#### THE INPUT
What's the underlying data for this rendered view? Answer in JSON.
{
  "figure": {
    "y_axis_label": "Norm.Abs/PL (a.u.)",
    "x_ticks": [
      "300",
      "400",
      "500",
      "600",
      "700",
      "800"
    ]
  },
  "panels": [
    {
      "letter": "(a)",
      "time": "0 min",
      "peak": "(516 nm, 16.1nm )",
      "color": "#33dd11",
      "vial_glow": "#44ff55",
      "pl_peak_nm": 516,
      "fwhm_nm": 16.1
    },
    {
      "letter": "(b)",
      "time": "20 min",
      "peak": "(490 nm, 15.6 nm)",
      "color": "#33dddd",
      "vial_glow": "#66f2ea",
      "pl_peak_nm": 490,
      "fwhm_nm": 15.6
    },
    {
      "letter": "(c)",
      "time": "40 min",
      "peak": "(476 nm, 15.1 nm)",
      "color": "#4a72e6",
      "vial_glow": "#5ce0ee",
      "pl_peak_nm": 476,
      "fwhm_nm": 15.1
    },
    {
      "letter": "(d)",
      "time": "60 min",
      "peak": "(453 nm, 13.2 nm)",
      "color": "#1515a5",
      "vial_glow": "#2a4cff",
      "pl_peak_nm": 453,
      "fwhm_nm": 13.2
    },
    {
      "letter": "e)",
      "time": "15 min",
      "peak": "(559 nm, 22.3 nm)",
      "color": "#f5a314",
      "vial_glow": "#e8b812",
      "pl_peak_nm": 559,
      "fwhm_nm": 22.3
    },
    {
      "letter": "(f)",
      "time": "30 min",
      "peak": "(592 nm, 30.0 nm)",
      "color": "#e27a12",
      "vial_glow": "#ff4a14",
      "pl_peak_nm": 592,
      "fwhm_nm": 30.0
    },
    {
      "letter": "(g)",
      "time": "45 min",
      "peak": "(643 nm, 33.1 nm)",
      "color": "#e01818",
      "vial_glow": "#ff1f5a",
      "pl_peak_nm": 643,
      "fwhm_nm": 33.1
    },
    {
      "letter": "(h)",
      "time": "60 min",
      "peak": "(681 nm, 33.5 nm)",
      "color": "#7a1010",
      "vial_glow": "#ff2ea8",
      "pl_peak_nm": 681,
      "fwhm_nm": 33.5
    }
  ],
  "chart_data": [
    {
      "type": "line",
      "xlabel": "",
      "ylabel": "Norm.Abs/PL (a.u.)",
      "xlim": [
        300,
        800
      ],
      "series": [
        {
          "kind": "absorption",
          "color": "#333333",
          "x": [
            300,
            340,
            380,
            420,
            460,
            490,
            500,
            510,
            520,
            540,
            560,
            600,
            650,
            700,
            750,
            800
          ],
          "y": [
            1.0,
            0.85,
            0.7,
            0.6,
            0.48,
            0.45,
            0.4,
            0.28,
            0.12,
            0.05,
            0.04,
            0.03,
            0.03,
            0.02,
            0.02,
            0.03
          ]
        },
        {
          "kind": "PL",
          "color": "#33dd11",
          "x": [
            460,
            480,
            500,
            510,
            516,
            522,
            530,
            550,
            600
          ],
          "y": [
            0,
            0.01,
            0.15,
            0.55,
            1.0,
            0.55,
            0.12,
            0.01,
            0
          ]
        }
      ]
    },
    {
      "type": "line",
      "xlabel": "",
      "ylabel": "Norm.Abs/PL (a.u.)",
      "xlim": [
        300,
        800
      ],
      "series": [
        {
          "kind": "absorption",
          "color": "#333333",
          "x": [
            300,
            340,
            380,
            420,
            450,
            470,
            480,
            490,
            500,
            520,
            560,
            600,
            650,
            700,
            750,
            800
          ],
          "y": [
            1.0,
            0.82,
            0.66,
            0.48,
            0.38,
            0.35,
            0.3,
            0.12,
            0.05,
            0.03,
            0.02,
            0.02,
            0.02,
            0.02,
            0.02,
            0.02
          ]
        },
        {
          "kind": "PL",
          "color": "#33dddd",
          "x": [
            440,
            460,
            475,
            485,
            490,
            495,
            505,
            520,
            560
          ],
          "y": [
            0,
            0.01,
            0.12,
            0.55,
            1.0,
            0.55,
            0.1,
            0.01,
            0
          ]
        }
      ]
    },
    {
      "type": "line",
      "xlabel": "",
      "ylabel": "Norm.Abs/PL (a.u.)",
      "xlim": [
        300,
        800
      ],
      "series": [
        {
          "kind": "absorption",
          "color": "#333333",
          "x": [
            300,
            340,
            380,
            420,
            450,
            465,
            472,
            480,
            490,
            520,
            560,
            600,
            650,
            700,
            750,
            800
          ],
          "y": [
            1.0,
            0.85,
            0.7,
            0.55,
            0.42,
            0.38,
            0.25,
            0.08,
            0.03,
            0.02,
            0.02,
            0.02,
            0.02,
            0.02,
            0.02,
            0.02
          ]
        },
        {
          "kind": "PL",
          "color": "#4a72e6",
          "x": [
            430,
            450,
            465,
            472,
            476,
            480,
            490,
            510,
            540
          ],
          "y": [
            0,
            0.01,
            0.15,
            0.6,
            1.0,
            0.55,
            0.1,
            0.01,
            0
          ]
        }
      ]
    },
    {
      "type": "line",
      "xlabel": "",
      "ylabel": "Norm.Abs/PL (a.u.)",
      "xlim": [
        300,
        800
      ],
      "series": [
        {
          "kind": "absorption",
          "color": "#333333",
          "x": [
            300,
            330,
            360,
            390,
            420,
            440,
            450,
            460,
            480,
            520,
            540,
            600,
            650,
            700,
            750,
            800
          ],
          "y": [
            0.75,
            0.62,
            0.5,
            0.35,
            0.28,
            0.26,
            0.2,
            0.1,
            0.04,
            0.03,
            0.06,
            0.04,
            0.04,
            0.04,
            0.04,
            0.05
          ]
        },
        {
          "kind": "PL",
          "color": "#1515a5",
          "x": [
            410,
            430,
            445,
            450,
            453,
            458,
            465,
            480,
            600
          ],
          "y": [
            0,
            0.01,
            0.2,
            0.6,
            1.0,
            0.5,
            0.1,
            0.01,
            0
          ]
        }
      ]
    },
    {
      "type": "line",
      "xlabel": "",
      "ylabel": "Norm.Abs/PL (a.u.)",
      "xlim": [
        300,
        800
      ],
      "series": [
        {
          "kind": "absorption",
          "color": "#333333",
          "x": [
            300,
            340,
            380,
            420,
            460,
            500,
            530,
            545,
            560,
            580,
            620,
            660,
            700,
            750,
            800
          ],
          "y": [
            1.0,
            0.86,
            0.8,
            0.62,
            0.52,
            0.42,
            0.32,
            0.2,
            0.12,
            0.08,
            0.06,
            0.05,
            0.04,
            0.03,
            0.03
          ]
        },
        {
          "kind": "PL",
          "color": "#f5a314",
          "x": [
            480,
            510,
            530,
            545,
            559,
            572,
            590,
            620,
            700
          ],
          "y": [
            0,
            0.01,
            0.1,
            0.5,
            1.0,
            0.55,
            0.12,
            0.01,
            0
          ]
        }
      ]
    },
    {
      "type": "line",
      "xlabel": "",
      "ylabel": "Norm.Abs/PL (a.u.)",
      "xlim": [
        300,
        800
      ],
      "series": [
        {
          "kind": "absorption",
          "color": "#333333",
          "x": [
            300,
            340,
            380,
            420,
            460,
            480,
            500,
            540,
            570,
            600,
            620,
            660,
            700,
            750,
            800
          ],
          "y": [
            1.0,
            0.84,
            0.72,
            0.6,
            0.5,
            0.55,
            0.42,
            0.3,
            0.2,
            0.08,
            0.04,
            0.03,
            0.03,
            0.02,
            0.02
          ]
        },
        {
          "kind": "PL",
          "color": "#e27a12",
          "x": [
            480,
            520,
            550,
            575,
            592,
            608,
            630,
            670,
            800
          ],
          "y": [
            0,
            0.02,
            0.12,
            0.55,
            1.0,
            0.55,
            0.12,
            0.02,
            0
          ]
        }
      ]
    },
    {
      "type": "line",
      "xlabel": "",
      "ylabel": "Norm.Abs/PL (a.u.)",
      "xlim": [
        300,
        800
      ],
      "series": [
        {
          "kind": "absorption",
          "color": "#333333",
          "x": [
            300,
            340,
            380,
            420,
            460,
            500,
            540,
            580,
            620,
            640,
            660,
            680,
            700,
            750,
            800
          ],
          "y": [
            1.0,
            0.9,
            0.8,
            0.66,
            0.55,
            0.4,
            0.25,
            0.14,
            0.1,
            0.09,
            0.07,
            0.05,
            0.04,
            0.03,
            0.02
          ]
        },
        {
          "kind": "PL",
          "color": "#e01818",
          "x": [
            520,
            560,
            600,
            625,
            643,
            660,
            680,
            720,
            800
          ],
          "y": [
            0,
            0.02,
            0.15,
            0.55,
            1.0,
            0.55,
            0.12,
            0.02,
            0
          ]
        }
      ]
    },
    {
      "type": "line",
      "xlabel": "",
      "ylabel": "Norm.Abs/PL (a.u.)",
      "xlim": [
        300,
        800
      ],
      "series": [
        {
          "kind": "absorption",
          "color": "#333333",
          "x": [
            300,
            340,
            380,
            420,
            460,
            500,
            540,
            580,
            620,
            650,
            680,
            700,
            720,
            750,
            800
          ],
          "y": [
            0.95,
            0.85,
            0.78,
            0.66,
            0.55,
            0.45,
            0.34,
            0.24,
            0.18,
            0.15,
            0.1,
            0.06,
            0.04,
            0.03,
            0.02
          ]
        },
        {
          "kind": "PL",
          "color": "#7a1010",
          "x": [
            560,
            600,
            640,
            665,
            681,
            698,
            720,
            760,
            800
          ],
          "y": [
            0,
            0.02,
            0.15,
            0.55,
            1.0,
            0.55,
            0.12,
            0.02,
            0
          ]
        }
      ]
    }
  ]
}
########
=== WHAT THE TASK ASKS ===
Make a copy of each line that contains the string "letter".

=== EXERCISE RESPONSE ===
      "letter": "(a)",
      "letter": "(b)",
      "letter": "(c)",
      "letter": "(d)",
      "letter": "e)",
      "letter": "(f)",
      "letter": "(g)",
      "letter": "(h)",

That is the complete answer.